Dataset rows –
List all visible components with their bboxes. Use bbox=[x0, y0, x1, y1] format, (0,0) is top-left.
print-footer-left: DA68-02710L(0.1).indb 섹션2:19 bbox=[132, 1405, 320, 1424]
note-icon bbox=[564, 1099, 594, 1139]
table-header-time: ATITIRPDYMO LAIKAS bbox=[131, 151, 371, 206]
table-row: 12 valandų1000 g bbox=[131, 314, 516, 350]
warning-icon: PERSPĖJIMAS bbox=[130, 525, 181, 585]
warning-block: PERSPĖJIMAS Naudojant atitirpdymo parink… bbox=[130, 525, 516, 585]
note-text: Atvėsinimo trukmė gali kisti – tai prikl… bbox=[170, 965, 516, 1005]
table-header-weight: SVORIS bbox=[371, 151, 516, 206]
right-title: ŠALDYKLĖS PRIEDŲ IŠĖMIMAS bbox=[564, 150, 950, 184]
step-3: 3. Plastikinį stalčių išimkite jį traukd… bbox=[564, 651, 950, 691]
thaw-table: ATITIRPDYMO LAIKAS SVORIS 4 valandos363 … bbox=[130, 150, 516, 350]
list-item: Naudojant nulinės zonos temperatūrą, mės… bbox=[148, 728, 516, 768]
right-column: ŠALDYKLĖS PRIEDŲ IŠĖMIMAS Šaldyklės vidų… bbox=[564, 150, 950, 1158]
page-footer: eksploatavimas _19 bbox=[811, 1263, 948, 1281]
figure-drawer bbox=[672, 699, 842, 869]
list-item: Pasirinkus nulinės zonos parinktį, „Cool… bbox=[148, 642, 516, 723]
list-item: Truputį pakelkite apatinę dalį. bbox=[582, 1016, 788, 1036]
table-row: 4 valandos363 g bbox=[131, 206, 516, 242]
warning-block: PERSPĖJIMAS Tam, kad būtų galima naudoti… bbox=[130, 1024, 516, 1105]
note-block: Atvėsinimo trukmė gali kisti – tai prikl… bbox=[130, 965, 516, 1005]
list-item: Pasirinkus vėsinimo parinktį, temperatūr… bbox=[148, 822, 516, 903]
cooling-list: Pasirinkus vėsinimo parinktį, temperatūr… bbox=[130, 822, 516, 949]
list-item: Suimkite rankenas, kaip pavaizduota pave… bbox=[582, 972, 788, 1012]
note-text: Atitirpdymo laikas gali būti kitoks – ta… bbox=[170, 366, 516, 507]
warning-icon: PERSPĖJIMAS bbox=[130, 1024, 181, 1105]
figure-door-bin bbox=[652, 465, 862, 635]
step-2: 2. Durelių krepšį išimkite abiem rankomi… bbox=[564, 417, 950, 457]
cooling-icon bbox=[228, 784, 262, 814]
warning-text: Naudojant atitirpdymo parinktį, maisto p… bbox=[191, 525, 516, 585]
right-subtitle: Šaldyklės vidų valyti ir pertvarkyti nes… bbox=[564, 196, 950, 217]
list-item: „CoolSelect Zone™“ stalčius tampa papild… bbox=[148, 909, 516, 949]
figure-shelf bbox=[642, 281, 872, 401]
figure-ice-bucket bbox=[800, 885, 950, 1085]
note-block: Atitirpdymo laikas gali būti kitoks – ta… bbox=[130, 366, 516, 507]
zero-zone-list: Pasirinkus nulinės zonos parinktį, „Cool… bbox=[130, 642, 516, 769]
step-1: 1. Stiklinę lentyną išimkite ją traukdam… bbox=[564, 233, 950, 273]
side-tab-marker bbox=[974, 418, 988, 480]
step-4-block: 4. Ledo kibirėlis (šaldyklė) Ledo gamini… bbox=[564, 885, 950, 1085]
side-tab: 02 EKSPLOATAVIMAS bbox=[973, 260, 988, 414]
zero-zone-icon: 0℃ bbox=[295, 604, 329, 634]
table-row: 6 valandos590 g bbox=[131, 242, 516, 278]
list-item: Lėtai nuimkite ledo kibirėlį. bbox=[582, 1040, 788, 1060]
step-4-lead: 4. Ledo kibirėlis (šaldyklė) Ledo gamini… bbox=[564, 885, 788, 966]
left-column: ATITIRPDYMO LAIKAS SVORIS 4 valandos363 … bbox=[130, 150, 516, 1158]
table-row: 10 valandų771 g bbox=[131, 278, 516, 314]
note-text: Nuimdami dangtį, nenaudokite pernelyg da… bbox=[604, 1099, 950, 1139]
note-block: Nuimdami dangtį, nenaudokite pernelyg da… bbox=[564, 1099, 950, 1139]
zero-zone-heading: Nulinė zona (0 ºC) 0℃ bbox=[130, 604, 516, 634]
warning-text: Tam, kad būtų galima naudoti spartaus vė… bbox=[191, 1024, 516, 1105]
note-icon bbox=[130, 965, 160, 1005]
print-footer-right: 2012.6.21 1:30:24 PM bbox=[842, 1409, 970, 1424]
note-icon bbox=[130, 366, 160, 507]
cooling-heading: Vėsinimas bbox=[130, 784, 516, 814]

Aim – Reproduce the data verbatim, from its first line through the line that contains "list-item: Suimkite rankenas, kaip", including both of those lines.

Completed task –
List all visible components with their bboxes. Use bbox=[x0, y0, x1, y1] format, (0,0) is top-left.
print-footer-left: DA68-02710L(0.1).indb 섹션2:19 bbox=[132, 1405, 320, 1424]
note-icon bbox=[564, 1099, 594, 1139]
table-header-time: ATITIRPDYMO LAIKAS bbox=[131, 151, 371, 206]
table-row: 12 valandų1000 g bbox=[131, 314, 516, 350]
warning-icon: PERSPĖJIMAS bbox=[130, 525, 181, 585]
warning-block: PERSPĖJIMAS Naudojant atitirpdymo parink… bbox=[130, 525, 516, 585]
note-text: Atvėsinimo trukmė gali kisti – tai prikl… bbox=[170, 965, 516, 1005]
table-header-weight: SVORIS bbox=[371, 151, 516, 206]
right-title: ŠALDYKLĖS PRIEDŲ IŠĖMIMAS bbox=[564, 150, 950, 184]
step-3: 3. Plastikinį stalčių išimkite jį traukd… bbox=[564, 651, 950, 691]
thaw-table: ATITIRPDYMO LAIKAS SVORIS 4 valandos363 … bbox=[130, 150, 516, 350]
list-item: Naudojant nulinės zonos temperatūrą, mės… bbox=[148, 728, 516, 768]
right-column: ŠALDYKLĖS PRIEDŲ IŠĖMIMAS Šaldyklės vidų… bbox=[564, 150, 950, 1158]
page-footer: eksploatavimas _19 bbox=[811, 1263, 948, 1281]
figure-drawer bbox=[672, 699, 842, 869]
list-item: Pasirinkus nulinės zonos parinktį, „Cool… bbox=[148, 642, 516, 723]
list-item: Truputį pakelkite apatinę dalį. bbox=[582, 1016, 788, 1036]
table-row: 4 valandos363 g bbox=[131, 206, 516, 242]
warning-block: PERSPĖJIMAS Tam, kad būtų galima naudoti… bbox=[130, 1024, 516, 1105]
note-block: Atvėsinimo trukmė gali kisti – tai prikl… bbox=[130, 965, 516, 1005]
list-item: Pasirinkus vėsinimo parinktį, temperatūr… bbox=[148, 822, 516, 903]
cooling-list: Pasirinkus vėsinimo parinktį, temperatūr… bbox=[130, 822, 516, 949]
list-item: Suimkite rankenas, kaip pavaizduota pave… bbox=[582, 972, 788, 1012]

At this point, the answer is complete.